--- Start of RECORDS FOR THE EXERCISE ---

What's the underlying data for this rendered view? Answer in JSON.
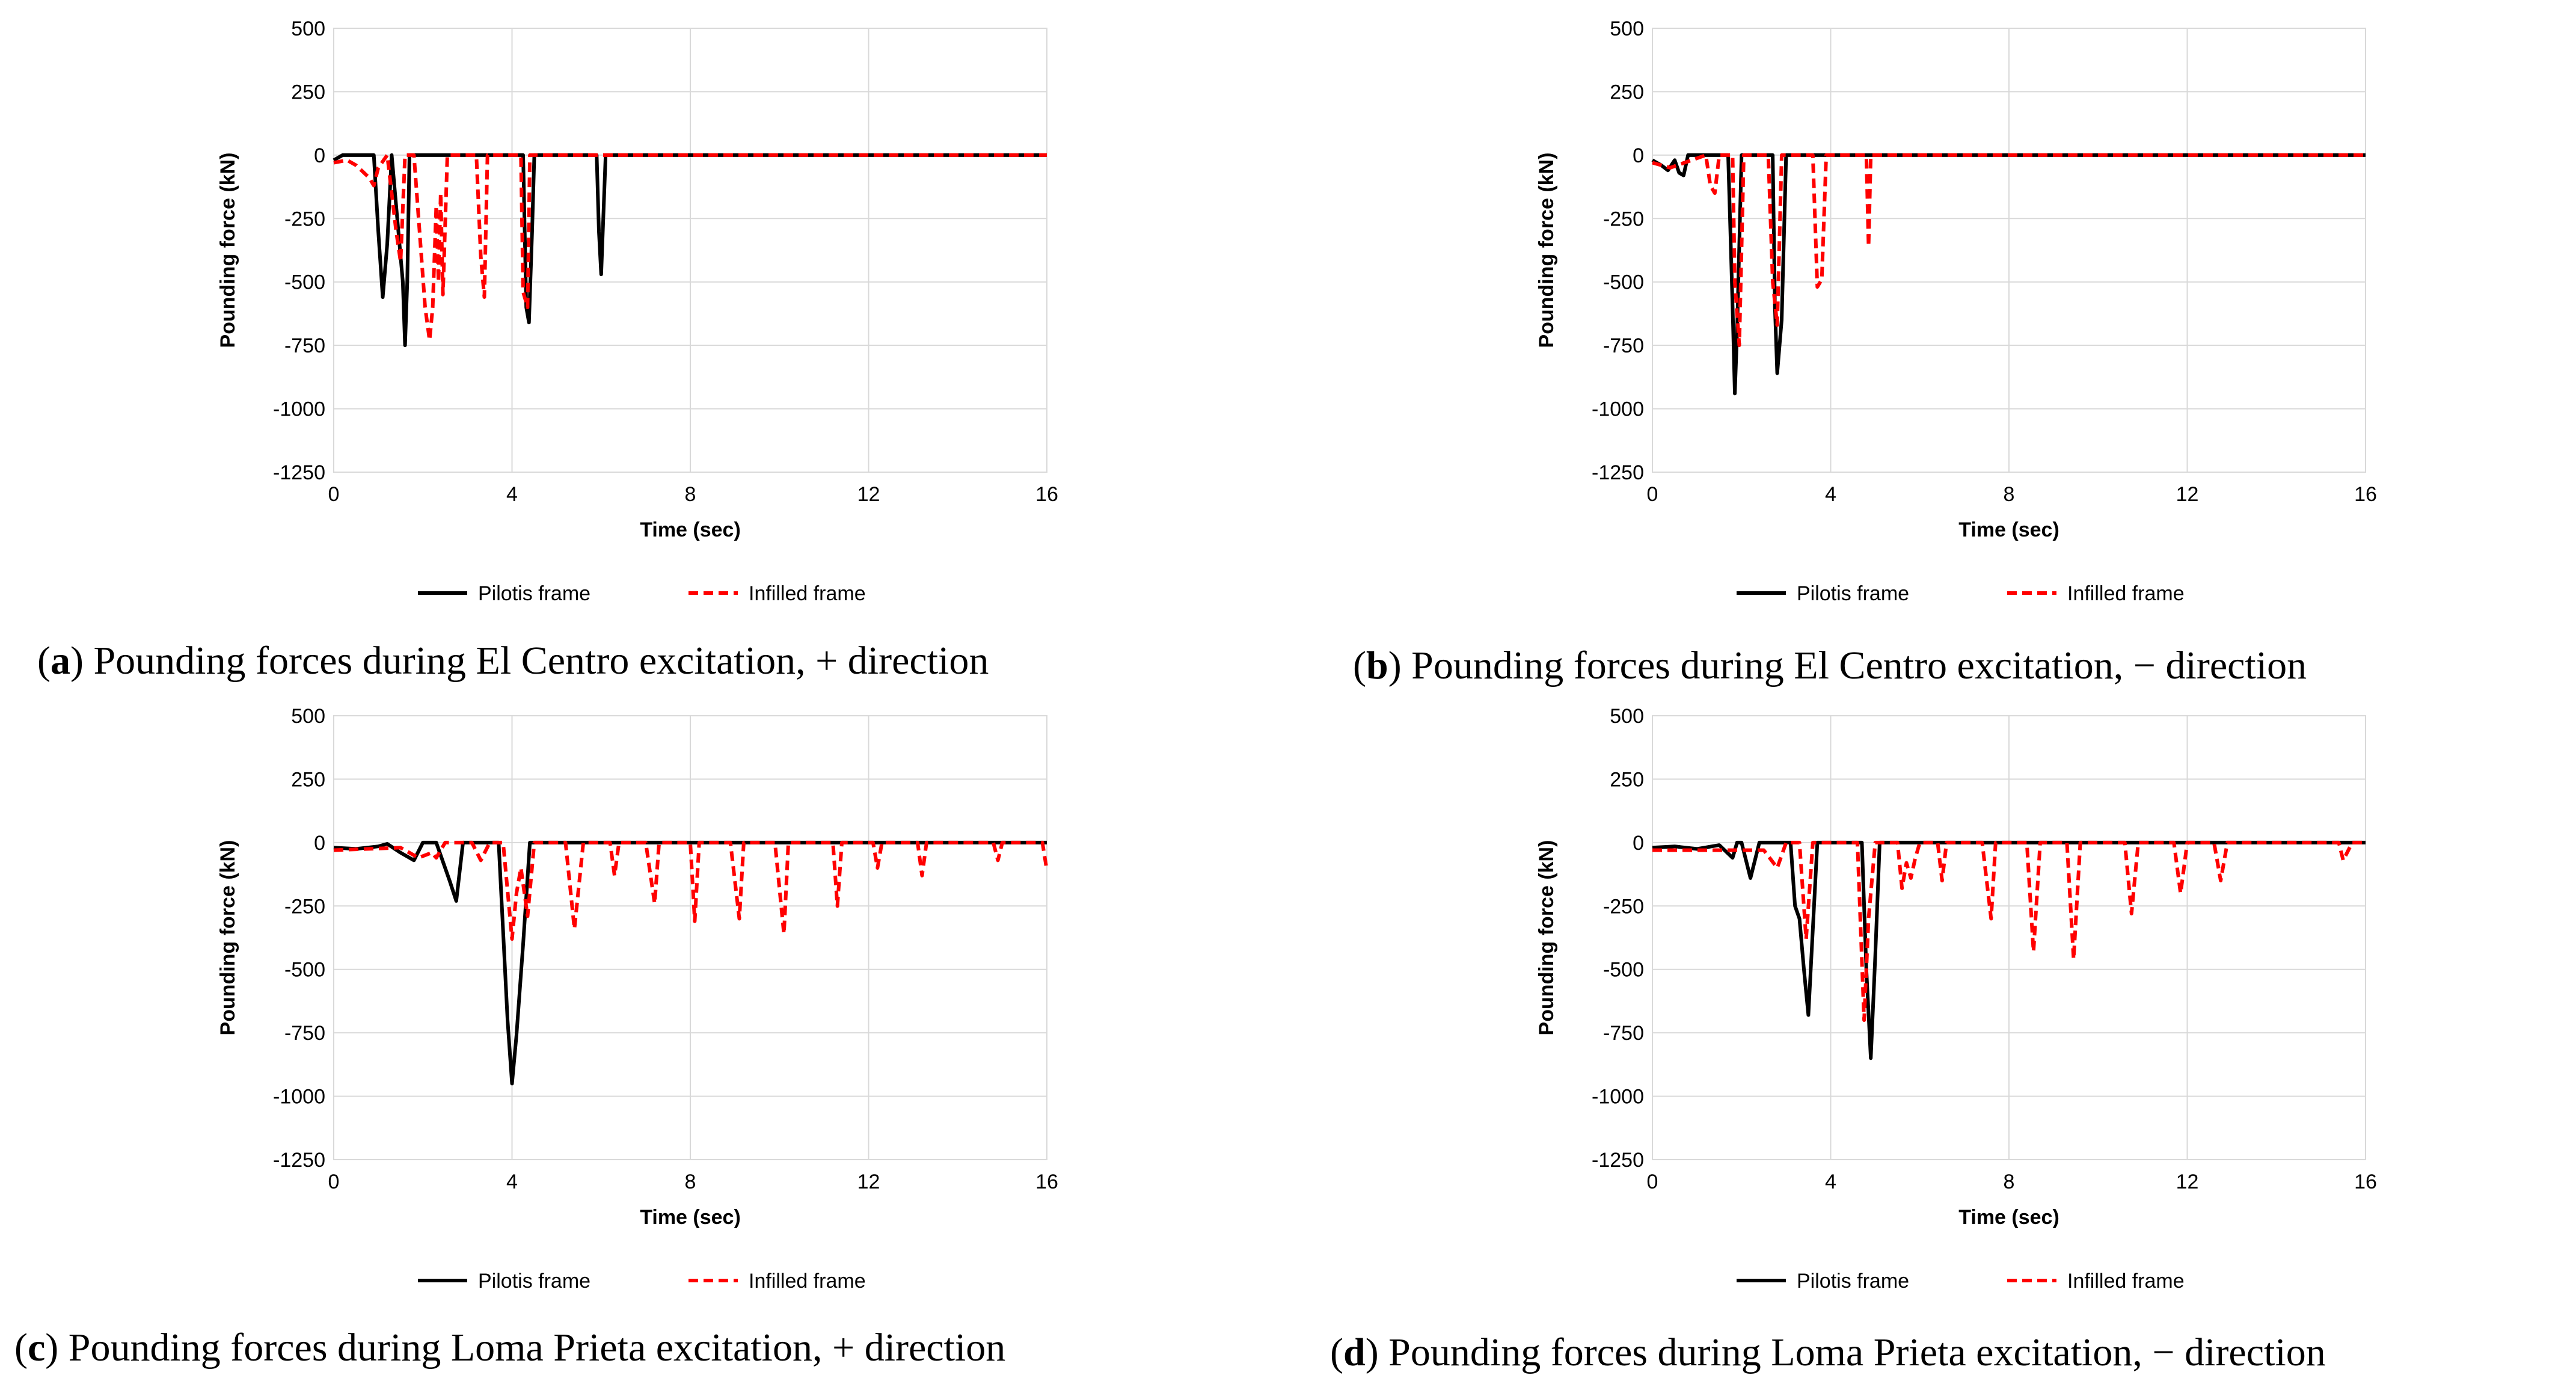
{
  "chart_data": [
    {
      "type": "line",
      "panel": "a",
      "caption_text": "Pounding forces during El Centro excitation, + direction",
      "xlabel": "Time (sec)",
      "ylabel": "Pounding force (kN)",
      "xlim": [
        0,
        16
      ],
      "ylim": [
        -1250,
        500
      ],
      "xticks": [
        "0",
        "4",
        "8",
        "12",
        "16"
      ],
      "yticks": [
        "500",
        "250",
        "0",
        "-250",
        "-500",
        "-750",
        "-1000",
        "-1250"
      ],
      "grid": "on",
      "legend": "bottom",
      "series": [
        {
          "name": "Pilotis frame",
          "color": "#000000",
          "dash": "solid",
          "x": [
            0,
            0.1,
            0.2,
            0.9,
            1.0,
            1.1,
            1.2,
            1.3,
            1.55,
            1.6,
            1.65,
            1.7,
            1.8,
            4.25,
            4.32,
            4.38,
            4.45,
            4.5,
            5.9,
            5.95,
            6.0,
            6.1,
            16
          ],
          "values": [
            -20,
            -10,
            0,
            0,
            -300,
            -560,
            -350,
            0,
            -500,
            -750,
            -500,
            0,
            0,
            0,
            -600,
            -660,
            -300,
            0,
            0,
            -300,
            -470,
            0,
            0
          ]
        },
        {
          "name": "Infilled frame",
          "color": "#ff0000",
          "dash": "dashed",
          "x": [
            0,
            0.3,
            0.5,
            0.8,
            0.9,
            1.0,
            1.2,
            1.4,
            1.5,
            1.6,
            1.8,
            2.05,
            2.15,
            2.22,
            2.3,
            2.35,
            2.4,
            2.45,
            2.55,
            3.2,
            3.3,
            3.38,
            3.45,
            4.2,
            4.25,
            4.35,
            4.4,
            16
          ],
          "values": [
            -30,
            -20,
            -40,
            -90,
            -120,
            -50,
            0,
            -300,
            -420,
            0,
            0,
            -600,
            -730,
            -600,
            -200,
            -500,
            -150,
            -550,
            0,
            0,
            -400,
            -560,
            0,
            0,
            -540,
            -600,
            0,
            0
          ]
        }
      ]
    },
    {
      "type": "line",
      "panel": "b",
      "caption_text": "Pounding forces during El Centro excitation, − direction",
      "xlabel": "Time (sec)",
      "ylabel": "Pounding force (kN)",
      "xlim": [
        0,
        16
      ],
      "ylim": [
        -1250,
        500
      ],
      "xticks": [
        "0",
        "4",
        "8",
        "12",
        "16"
      ],
      "yticks": [
        "500",
        "250",
        "0",
        "-250",
        "-500",
        "-750",
        "-1000",
        "-1250"
      ],
      "grid": "on",
      "legend": "bottom",
      "series": [
        {
          "name": "Pilotis frame",
          "color": "#000000",
          "dash": "solid",
          "x": [
            0,
            0.2,
            0.35,
            0.5,
            0.6,
            0.7,
            0.8,
            1.7,
            1.8,
            1.85,
            1.9,
            2.0,
            2.7,
            2.75,
            2.8,
            2.9,
            3.0,
            16
          ],
          "values": [
            -20,
            -40,
            -60,
            -20,
            -70,
            -80,
            0,
            0,
            -600,
            -940,
            -700,
            0,
            0,
            -600,
            -860,
            -650,
            0,
            0
          ]
        },
        {
          "name": "Infilled frame",
          "color": "#ff0000",
          "dash": "dashed",
          "x": [
            0,
            0.4,
            1.2,
            1.3,
            1.4,
            1.5,
            1.8,
            1.85,
            1.95,
            2.05,
            2.6,
            2.7,
            2.8,
            2.9,
            3.6,
            3.7,
            3.8,
            3.9,
            4.8,
            4.85,
            4.9,
            16
          ],
          "values": [
            -30,
            -50,
            0,
            -120,
            -150,
            0,
            0,
            -500,
            -750,
            0,
            0,
            -500,
            -670,
            0,
            0,
            -520,
            -490,
            0,
            0,
            -360,
            0,
            0
          ]
        }
      ]
    },
    {
      "type": "line",
      "panel": "c",
      "caption_text": "Pounding forces during Loma Prieta excitation, + direction",
      "xlabel": "Time (sec)",
      "ylabel": "Pounding force (kN)",
      "xlim": [
        0,
        16
      ],
      "ylim": [
        -1250,
        500
      ],
      "xticks": [
        "0",
        "4",
        "8",
        "12",
        "16"
      ],
      "yticks": [
        "500",
        "250",
        "0",
        "-250",
        "-500",
        "-750",
        "-1000",
        "-1250"
      ],
      "grid": "on",
      "legend": "bottom",
      "series": [
        {
          "name": "Pilotis frame",
          "color": "#000000",
          "dash": "solid",
          "x": [
            0,
            0.5,
            1.0,
            1.2,
            1.5,
            1.8,
            2.0,
            2.3,
            2.6,
            2.75,
            2.9,
            3.7,
            3.9,
            4.0,
            4.1,
            4.25,
            4.4,
            16
          ],
          "values": [
            -20,
            -25,
            -15,
            -5,
            -40,
            -70,
            0,
            0,
            -150,
            -230,
            0,
            0,
            -700,
            -950,
            -760,
            -400,
            0,
            0
          ]
        },
        {
          "name": "Infilled frame",
          "color": "#ff0000",
          "dash": "dashed",
          "x": [
            0,
            1.5,
            1.9,
            2.2,
            2.3,
            2.5,
            3.1,
            3.3,
            3.5,
            3.8,
            4.0,
            4.1,
            4.2,
            4.35,
            4.5,
            5.2,
            5.4,
            5.6,
            6.2,
            6.3,
            6.4,
            7.0,
            7.2,
            7.3,
            8.0,
            8.1,
            8.2,
            8.9,
            9.1,
            9.2,
            9.9,
            10.1,
            10.2,
            11.2,
            11.3,
            11.4,
            12.1,
            12.2,
            12.3,
            13.1,
            13.2,
            13.3,
            14.8,
            14.9,
            15.0,
            15.9,
            16
          ],
          "values": [
            -30,
            -20,
            -60,
            -40,
            -60,
            0,
            0,
            -70,
            0,
            0,
            -380,
            -200,
            -100,
            -290,
            0,
            0,
            -340,
            0,
            0,
            -130,
            0,
            0,
            -240,
            0,
            0,
            -310,
            0,
            0,
            -300,
            0,
            0,
            -360,
            0,
            0,
            -250,
            0,
            0,
            -100,
            0,
            0,
            -130,
            0,
            0,
            -70,
            0,
            0,
            -110
          ]
        }
      ]
    },
    {
      "type": "line",
      "panel": "d",
      "caption_text": "Pounding forces during Loma Prieta excitation, − direction",
      "xlabel": "Time (sec)",
      "ylabel": "Pounding force (kN)",
      "xlim": [
        0,
        16
      ],
      "ylim": [
        -1250,
        500
      ],
      "xticks": [
        "0",
        "4",
        "8",
        "12",
        "16"
      ],
      "yticks": [
        "500",
        "250",
        "0",
        "-250",
        "-500",
        "-750",
        "-1000",
        "-1250"
      ],
      "grid": "on",
      "legend": "bottom",
      "series": [
        {
          "name": "Pilotis frame",
          "color": "#000000",
          "dash": "solid",
          "x": [
            0,
            0.5,
            1.0,
            1.5,
            1.8,
            1.9,
            2.0,
            2.2,
            2.4,
            3.1,
            3.2,
            3.3,
            3.4,
            3.5,
            3.7,
            4.7,
            4.8,
            4.9,
            5.0,
            5.1,
            16
          ],
          "values": [
            -20,
            -15,
            -25,
            -10,
            -60,
            0,
            0,
            -140,
            0,
            0,
            -250,
            -300,
            -500,
            -680,
            0,
            0,
            -500,
            -850,
            -450,
            0,
            0
          ]
        },
        {
          "name": "Infilled frame",
          "color": "#ff0000",
          "dash": "dashed",
          "x": [
            0,
            1.5,
            2.5,
            2.8,
            3.0,
            3.3,
            3.45,
            3.6,
            4.6,
            4.75,
            4.85,
            5.0,
            5.5,
            5.6,
            5.7,
            5.8,
            5.9,
            6.0,
            6.4,
            6.5,
            6.6,
            7.4,
            7.6,
            7.7,
            8.4,
            8.55,
            8.7,
            9.3,
            9.45,
            9.6,
            10.6,
            10.75,
            10.9,
            11.7,
            11.85,
            12.0,
            12.6,
            12.75,
            12.9,
            15.4,
            15.5,
            15.7,
            16
          ],
          "values": [
            -30,
            -30,
            -30,
            -100,
            0,
            0,
            -380,
            0,
            0,
            -700,
            -300,
            0,
            0,
            -180,
            -80,
            -140,
            -60,
            0,
            0,
            -150,
            0,
            0,
            -300,
            0,
            0,
            -430,
            0,
            0,
            -460,
            0,
            0,
            -280,
            0,
            0,
            -200,
            0,
            0,
            -150,
            0,
            0,
            -70,
            0,
            0
          ]
        }
      ]
    }
  ]
}
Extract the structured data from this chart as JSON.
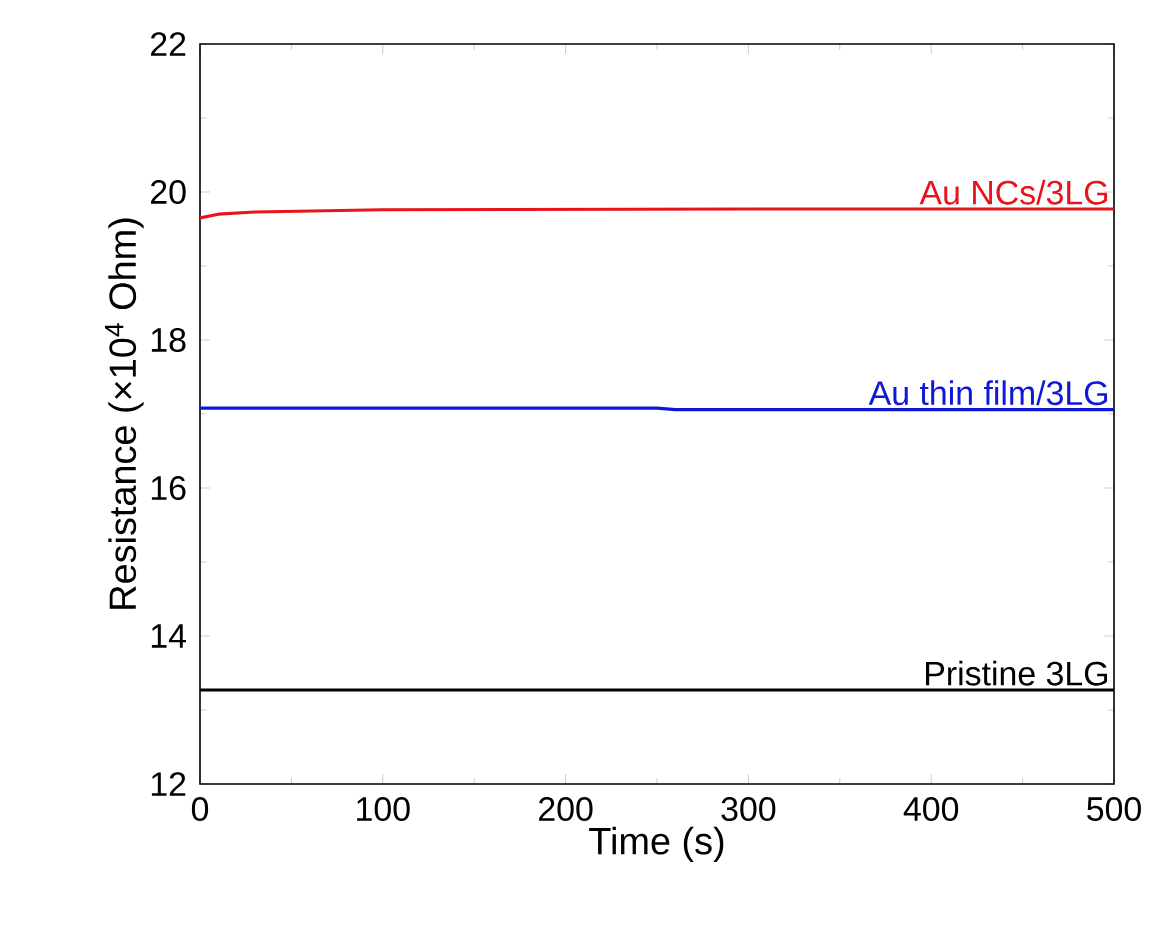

--- End of RECORDS FOR THE EXERCISE ---

_DESCRIPTION OF THE TASK_:
Look above for lines with the word "during" and copy them all.

_EXERCISE RESULT_:
      "caption_text": "Pounding forces during El Centro excitation, + direction",
      "caption_text": "Pounding forces during El Centro excitation, − direction",
      "caption_text": "Pounding forces during Loma Prieta excitation, + direction",
      "caption_text": "Pounding forces during Loma Prieta excitation, − direction",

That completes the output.